■ **Work to complete**:
**A)** List every Org.BouncyCastle namespace that the AES code walkthrough imports with a using directive.
**B)** Turn the paragraph of the AES code walkthrough that begins "And then send the ivText" into a numbered list of steps.
**C)** Carry on the AES code walkthrough from the initAESCodec method signature that closes it.

■ **Text block**:
And then send the ivText and key to the C# program.
Finally, pass these parameters to initAESCodec method to initialize the Cipher.

The C# program source code as below:

using Org.BouncyCastle.Crypto.Engines;
using Org.BouncyCastle.Crypto.Generators;
using Org.BouncyCastle.Crypto.Parameters;
using Org.BouncyCastle.Security;
using Org.BouncyCastle.X509;
using System;
using System.Collections.Generic;
using System.Security.Cryptography;
using System.Text;

namespace ObjectLibrary
{
    public class MessageCoder
    {
        IBufferedCipher aesCipher=null;
        ICipherParameters cipherParameters;
        UTF8Encoding Byte_Transform = new UTF8Encoding();
        public MessageCoder()
        {
            AesCryptoServiceProvider aes = new AesCryptoServiceProvider();
           
        }
        public void initAESCodec(string messageKey, string ivText)

■ **Data section**:

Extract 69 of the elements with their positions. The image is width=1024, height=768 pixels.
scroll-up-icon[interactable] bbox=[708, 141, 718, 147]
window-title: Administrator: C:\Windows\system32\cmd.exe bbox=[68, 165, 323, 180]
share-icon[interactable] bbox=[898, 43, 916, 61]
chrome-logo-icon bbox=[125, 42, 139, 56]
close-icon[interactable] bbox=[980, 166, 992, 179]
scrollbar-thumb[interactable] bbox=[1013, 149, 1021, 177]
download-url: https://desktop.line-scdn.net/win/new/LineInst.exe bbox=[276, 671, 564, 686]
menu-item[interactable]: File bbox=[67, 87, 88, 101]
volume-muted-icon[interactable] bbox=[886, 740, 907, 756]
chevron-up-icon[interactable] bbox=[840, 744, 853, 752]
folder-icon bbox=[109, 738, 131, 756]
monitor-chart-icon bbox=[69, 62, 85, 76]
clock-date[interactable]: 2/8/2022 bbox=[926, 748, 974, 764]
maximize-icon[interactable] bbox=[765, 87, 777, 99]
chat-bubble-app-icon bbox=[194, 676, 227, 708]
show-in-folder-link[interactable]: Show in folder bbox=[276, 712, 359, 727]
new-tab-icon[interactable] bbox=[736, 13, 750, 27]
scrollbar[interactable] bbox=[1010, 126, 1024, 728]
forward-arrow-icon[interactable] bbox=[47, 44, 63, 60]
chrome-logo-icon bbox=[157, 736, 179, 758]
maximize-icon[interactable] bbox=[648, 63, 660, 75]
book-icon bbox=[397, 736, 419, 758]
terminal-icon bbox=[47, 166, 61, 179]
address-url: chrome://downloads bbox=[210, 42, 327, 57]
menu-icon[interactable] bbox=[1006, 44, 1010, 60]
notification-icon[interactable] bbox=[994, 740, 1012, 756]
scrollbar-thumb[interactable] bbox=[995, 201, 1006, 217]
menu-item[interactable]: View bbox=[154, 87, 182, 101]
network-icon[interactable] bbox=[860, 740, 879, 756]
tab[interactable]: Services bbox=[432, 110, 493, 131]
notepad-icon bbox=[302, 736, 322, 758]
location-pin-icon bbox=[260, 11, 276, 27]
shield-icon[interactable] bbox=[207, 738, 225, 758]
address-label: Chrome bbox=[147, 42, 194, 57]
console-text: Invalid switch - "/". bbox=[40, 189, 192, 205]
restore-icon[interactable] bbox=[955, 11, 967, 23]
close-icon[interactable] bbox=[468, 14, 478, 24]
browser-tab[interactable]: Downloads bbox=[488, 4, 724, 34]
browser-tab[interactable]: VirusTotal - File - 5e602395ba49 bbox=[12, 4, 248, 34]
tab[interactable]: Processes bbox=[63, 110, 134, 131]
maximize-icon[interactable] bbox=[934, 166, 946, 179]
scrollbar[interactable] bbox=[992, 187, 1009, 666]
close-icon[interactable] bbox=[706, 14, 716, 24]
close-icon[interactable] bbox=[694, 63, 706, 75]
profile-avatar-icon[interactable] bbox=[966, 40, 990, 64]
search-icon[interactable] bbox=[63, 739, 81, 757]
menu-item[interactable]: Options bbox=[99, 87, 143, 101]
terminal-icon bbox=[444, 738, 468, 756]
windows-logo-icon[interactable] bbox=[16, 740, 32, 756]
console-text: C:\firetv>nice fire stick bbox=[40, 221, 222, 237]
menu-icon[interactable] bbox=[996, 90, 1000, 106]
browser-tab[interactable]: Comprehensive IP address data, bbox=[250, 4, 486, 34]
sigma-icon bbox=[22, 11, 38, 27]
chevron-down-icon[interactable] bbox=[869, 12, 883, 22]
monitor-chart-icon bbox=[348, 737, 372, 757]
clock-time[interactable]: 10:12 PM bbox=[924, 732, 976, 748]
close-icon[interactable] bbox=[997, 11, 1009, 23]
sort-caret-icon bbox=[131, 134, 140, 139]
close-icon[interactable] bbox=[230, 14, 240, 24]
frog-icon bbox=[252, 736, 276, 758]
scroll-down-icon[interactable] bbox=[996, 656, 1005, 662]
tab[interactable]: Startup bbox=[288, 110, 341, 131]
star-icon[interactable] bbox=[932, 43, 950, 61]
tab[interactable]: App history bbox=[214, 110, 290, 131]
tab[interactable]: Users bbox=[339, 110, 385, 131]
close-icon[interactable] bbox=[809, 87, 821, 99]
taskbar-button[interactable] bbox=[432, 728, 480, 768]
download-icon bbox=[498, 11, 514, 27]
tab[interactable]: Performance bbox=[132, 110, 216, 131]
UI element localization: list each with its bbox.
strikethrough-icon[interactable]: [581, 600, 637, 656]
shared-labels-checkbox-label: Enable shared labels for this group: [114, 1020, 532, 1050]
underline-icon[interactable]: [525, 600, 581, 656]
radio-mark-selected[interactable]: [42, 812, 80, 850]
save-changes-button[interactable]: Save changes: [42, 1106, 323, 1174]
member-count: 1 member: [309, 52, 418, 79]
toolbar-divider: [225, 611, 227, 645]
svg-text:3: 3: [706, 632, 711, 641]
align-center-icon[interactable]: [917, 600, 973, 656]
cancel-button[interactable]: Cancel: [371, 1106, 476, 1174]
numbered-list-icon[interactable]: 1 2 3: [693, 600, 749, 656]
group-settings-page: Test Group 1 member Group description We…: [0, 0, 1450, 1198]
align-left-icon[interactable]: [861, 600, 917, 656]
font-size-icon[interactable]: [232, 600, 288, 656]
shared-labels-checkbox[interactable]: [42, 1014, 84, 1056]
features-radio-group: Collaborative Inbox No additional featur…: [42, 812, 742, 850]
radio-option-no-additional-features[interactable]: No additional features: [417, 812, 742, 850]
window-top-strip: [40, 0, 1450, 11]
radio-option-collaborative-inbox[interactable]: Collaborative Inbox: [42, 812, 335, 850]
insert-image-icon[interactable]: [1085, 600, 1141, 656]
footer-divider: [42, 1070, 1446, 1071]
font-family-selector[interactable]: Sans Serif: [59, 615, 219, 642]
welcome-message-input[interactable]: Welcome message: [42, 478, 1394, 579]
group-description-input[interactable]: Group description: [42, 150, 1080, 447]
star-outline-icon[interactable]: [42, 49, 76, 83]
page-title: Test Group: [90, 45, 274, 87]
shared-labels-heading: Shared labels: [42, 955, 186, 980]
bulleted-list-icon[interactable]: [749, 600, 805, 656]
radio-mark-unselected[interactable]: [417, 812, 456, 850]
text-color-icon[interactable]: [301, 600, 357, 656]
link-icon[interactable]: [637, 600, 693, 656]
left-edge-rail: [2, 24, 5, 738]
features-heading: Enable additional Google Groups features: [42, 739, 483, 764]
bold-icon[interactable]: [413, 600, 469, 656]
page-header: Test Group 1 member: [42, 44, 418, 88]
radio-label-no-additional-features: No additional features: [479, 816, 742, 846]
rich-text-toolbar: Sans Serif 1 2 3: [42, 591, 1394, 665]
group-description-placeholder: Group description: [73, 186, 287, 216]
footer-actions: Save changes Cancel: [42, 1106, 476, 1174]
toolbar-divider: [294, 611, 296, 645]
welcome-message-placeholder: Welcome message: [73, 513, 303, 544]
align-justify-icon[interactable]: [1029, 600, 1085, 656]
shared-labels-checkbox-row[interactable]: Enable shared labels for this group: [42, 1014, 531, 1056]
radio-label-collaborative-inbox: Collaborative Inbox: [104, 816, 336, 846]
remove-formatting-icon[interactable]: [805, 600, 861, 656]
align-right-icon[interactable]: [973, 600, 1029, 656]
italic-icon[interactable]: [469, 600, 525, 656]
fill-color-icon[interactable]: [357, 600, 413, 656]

■ **Exercise results**:
**A)**
Org.BouncyCastle.Crypto.Engines
Org.BouncyCastle.Crypto.Generators
Org.BouncyCastle.Crypto.Parameters
Org.BouncyCastle.Security
Org.BouncyCastle.X509

**B)**
1. Send the ivText and key to the C# program.
2. Pass these parameters to the initAESCodec method to initialize the Cipher.

**C)**
        {
            byte [] messageKeyArray = System.Convert.FromBase64String(messageKey);
            byte []ivTextArray = System.Convert.FromBase64String(ivText);
            aesCipher = CipherUtilities.GetCipher("AES/CTR/NoPadding");
            KeyParameter keyParameter = ParameterUtilities.CreateKeyParameter("AES", messageKeyArray);
            cipherParameters = new ParametersWithIV(keyParameter, ivTextArray,0,16);
            
        }
        public string aesEncode(string plainText)
        {
            byte[] plainBytes = Byte_Transform.GetBytes(plainText);
            byte[] outputBytes = new byte[aesCipher.GetOutputSize(plainBytes.Length)];
            aesCipher.Reset();
            aesCipher.Init(true, cipherParameters);
            int length = aesCipher.ProcessBytes(plainBytes, outputBytes, 0);
            aesCipher.DoFinal(outputBytes, length); //Do the final block
            return Convert.ToBase64String(outputBytes);
        }
        public string aesDecode(string cipherText)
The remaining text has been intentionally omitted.